*REQUIRED WORK*: Output all the entries word for word. Omit the pictures.

(Extracted data entries)
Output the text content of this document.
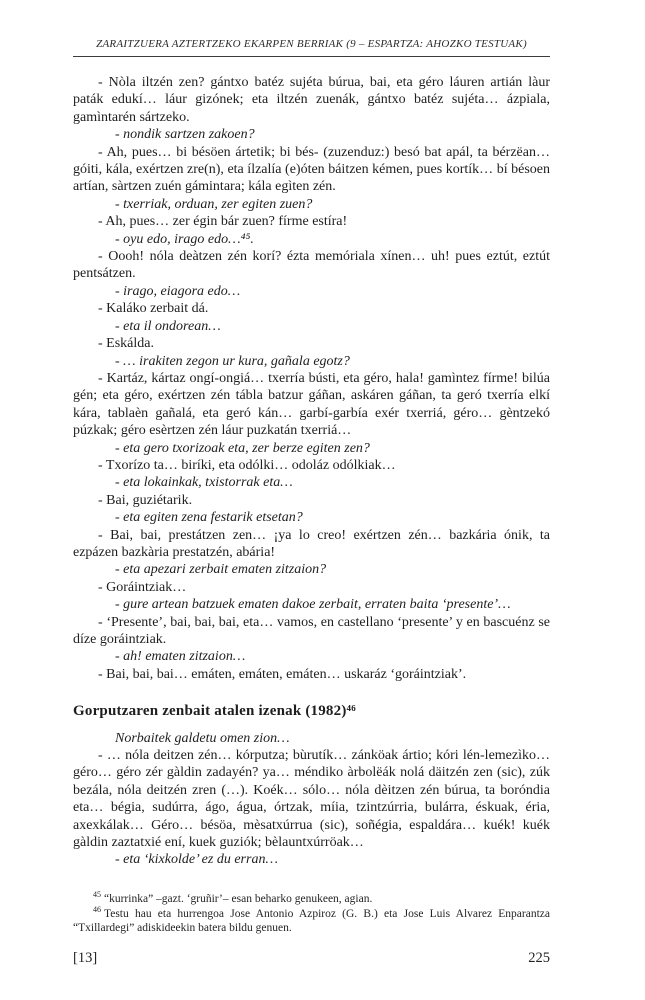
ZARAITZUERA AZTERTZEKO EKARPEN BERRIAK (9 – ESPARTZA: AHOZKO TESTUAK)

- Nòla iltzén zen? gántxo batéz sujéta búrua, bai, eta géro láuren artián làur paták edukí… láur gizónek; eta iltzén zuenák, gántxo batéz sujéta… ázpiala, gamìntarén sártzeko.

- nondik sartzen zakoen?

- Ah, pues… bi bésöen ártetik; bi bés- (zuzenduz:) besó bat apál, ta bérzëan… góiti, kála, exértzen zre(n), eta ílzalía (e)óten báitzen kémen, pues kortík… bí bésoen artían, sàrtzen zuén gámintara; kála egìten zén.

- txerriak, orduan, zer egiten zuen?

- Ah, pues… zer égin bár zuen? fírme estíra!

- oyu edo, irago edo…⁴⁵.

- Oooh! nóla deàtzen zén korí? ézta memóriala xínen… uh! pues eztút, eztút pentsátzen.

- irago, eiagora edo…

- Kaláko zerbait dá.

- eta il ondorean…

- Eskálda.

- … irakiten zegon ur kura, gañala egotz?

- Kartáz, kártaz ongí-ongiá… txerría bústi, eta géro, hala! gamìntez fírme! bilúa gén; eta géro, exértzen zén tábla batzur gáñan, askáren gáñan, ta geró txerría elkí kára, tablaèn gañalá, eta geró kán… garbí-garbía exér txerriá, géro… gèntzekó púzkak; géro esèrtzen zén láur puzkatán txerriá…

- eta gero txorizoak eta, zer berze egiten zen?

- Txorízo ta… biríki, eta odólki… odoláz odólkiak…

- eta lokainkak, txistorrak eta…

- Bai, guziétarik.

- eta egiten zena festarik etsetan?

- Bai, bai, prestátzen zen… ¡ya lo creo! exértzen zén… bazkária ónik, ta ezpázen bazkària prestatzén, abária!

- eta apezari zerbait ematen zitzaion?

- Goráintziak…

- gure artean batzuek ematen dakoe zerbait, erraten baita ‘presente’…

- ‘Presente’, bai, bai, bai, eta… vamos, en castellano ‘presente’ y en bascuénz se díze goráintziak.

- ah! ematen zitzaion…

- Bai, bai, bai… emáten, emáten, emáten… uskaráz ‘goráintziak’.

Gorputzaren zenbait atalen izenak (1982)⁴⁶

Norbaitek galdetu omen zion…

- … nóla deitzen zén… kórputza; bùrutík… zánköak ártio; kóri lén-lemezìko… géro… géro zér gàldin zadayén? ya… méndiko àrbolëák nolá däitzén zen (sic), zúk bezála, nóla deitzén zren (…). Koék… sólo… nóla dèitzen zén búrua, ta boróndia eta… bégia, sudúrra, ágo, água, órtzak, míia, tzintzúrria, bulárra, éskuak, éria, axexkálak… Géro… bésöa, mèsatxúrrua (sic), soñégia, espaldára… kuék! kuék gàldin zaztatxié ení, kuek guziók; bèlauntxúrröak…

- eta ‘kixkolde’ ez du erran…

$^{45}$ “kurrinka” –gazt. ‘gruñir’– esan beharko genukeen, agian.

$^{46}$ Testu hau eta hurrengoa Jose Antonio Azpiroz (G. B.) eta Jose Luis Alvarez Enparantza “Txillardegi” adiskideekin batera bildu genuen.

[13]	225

*ANSWER TO THE PROBLEM*:
Output the text content of this document.
ZARAITZUERA AZTERTZEKO EKARPEN BERRIAK (9 – ESPARTZA: AHOZKO TESTUAK)

- Nòla iltzén zen? gántxo batéz sujéta búrua, bai, eta géro láuren artián làur paták edukí… láur gizónek; eta iltzén zuenák, gántxo batéz sujéta… ázpiala, gamìntarén sártzeko.

- nondik sartzen zakoen?

- Ah, pues… bi bésöen ártetik; bi bés- (zuzenduz:) besó bat apál, ta bérzëan… góiti, kála, exértzen zre(n), eta ílzalía (e)óten báitzen kémen, pues kortík… bí bésoen artían, sàrtzen zuén gámintara; kála egìten zén.

- txerriak, orduan, zer egiten zuen?

- Ah, pues… zer égin bár zuen? fírme estíra!

- oyu edo, irago edo…⁴⁵.

- Oooh! nóla deàtzen zén korí? ézta memóriala xínen… uh! pues eztút, eztút pentsátzen.

- irago, eiagora edo…

- Kaláko zerbait dá.

- eta il ondorean…

- Eskálda.

- … irakiten zegon ur kura, gañala egotz?

- Kartáz, kártaz ongí-ongiá… txerría bústi, eta géro, hala! gamìntez fírme! bilúa gén; eta géro, exértzen zén tábla batzur gáñan, askáren gáñan, ta geró txerría elkí kára, tablaèn gañalá, eta geró kán… garbí-garbía exér txerriá, géro… gèntzekó púzkak; géro esèrtzen zén láur puzkatán txerriá…

- eta gero txorizoak eta, zer berze egiten zen?

- Txorízo ta… biríki, eta odólki… odoláz odólkiak…

- eta lokainkak, txistorrak eta…

- Bai, guziétarik.

- eta egiten zena festarik etsetan?

- Bai, bai, prestátzen zen… ¡ya lo creo! exértzen zén… bazkária ónik, ta ezpázen bazkària prestatzén, abária!

- eta apezari zerbait ematen zitzaion?

- Goráintziak…

- gure artean batzuek ematen dakoe zerbait, erraten baita ‘presente’…

- ‘Presente’, bai, bai, bai, eta… vamos, en castellano ‘presente’ y en bascuénz se díze goráintziak.

- ah! ematen zitzaion…

- Bai, bai, bai… emáten, emáten, emáten… uskaráz ‘goráintziak’.

Gorputzaren zenbait atalen izenak (1982)⁴⁶

Norbaitek galdetu omen zion…

- … nóla deitzen zén… kórputza; bùrutík… zánköak ártio; kóri lén-lemezìko… géro… géro zér gàldin zadayén? ya… méndiko àrbolëák nolá däitzén zen (sic), zúk bezála, nóla deitzén zren (…). Koék… sólo… nóla dèitzen zén búrua, ta boróndia eta… bégia, sudúrra, ágo, água, órtzak, míia, tzintzúrria, bulárra, éskuak, éria, axexkálak… Géro… bésöa, mèsatxúrrua (sic), soñégia, espaldára… kuék! kuék gàldin zaztatxié ení, kuek guziók; bèlauntxúrröak…

- eta ‘kixkolde’ ez du erran…

$^{45}$ “kurrinka” –gazt. ‘gruñir’– esan beharko genukeen, agian.

$^{46}$ Testu hau eta hurrengoa Jose Antonio Azpiroz (G. B.) eta Jose Luis Alvarez Enparantza “Txillardegi” adiskideekin batera bildu genuen.

[13]	225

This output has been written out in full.